◆ **SOURCE RECORDS**:

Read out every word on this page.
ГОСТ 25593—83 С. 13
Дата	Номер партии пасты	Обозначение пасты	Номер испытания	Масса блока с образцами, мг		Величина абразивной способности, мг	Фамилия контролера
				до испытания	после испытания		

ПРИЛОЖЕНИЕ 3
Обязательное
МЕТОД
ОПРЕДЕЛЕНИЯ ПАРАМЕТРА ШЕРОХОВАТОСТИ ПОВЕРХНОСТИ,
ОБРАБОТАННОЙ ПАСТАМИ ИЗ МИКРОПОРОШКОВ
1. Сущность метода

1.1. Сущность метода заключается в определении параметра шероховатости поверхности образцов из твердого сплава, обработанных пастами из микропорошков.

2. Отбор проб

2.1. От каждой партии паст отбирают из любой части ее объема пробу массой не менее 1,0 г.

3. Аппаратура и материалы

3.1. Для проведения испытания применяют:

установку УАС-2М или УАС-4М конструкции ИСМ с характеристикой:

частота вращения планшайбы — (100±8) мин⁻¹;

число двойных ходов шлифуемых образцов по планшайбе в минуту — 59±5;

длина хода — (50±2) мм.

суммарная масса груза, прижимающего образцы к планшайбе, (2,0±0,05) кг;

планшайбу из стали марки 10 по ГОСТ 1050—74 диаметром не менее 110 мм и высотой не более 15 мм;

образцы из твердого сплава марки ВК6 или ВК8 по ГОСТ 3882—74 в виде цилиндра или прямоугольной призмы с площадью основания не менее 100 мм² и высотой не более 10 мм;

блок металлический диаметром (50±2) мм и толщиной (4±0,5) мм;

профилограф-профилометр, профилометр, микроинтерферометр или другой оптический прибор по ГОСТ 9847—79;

--

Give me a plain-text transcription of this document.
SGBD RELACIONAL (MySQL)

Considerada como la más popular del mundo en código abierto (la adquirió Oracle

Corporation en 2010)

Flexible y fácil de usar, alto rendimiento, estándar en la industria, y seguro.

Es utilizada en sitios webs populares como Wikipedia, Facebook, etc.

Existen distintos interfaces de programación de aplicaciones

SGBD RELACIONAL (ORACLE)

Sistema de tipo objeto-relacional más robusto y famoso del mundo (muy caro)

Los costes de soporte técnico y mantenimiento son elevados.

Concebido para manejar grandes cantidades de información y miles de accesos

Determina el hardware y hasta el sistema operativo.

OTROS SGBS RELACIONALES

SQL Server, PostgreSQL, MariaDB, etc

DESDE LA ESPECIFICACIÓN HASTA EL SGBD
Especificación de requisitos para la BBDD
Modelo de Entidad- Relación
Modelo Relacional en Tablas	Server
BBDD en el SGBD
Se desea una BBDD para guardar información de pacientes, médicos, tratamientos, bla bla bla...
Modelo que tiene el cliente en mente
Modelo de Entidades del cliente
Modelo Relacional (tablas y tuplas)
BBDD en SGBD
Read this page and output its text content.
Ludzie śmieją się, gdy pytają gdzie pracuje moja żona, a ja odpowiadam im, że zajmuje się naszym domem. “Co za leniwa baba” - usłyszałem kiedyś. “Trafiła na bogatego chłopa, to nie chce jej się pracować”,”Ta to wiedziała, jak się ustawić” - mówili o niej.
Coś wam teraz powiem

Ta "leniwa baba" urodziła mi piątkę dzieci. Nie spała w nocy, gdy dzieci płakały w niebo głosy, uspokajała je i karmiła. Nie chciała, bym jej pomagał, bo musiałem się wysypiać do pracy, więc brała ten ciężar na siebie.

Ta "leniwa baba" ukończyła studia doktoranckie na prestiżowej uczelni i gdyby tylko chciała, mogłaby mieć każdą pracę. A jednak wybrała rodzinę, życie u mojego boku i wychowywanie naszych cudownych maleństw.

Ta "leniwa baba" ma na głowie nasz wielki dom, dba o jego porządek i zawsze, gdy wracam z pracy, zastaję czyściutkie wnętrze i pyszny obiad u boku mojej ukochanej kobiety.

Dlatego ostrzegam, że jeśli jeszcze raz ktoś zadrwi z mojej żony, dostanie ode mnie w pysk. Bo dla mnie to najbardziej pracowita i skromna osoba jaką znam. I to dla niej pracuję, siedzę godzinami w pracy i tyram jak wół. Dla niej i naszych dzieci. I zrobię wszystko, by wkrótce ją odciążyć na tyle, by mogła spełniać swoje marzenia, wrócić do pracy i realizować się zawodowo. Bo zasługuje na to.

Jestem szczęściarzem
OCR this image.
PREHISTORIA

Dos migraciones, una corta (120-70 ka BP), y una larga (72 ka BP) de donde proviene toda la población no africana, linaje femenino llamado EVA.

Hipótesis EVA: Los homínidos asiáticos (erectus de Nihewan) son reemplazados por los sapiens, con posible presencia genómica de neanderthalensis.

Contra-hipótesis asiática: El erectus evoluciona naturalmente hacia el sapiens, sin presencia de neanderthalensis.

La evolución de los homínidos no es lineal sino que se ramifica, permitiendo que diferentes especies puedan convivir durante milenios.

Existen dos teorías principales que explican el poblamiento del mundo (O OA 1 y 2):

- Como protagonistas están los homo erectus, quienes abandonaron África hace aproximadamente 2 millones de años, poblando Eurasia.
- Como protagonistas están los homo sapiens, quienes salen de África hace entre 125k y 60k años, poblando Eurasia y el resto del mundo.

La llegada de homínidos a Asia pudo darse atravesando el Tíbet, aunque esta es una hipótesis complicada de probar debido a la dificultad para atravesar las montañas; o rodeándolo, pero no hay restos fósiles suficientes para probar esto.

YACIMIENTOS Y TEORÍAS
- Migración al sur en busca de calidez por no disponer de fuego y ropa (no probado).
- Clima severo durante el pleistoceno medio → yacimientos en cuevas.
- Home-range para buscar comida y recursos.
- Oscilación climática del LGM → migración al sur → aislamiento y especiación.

◆ **PROBLEM**:
Copy all lines of the listing above that contain the string "leniwa".

◆ **REPLY**:
Ludzie śmieją się, gdy pytają gdzie pracuje moja żona, a ja odpowiadam im, że zajmuje się naszym domem. “Co za leniwa baba” - usłyszałem kiedyś. “Trafiła na bogatego chłopa, to nie chce jej się pracować”,”Ta to wiedziała, jak się ustawić” - mówili o niej.
Ta "leniwa baba" urodziła mi piątkę dzieci. Nie spała w nocy, gdy dzieci płakały w niebo głosy, uspokajała je i karmiła. Nie chciała, bym jej pomagał, bo musiałem się wysypiać do pracy, więc brała ten ciężar na siebie.
Ta "leniwa baba" ukończyła studia doktoranckie na prestiżowej uczelni i gdyby tylko chciała, mogłaby mieć każdą pracę. A jednak wybrała rodzinę, życie u mojego boku i wychowywanie naszych cudownych maleństw.
Ta "leniwa baba" ma na głowie nasz wielki dom, dba o jego porządek i zawsze, gdy wracam z pracy, zastaję czyściutkie wnętrze i pyszny obiad u boku mojej ukochanej kobiety.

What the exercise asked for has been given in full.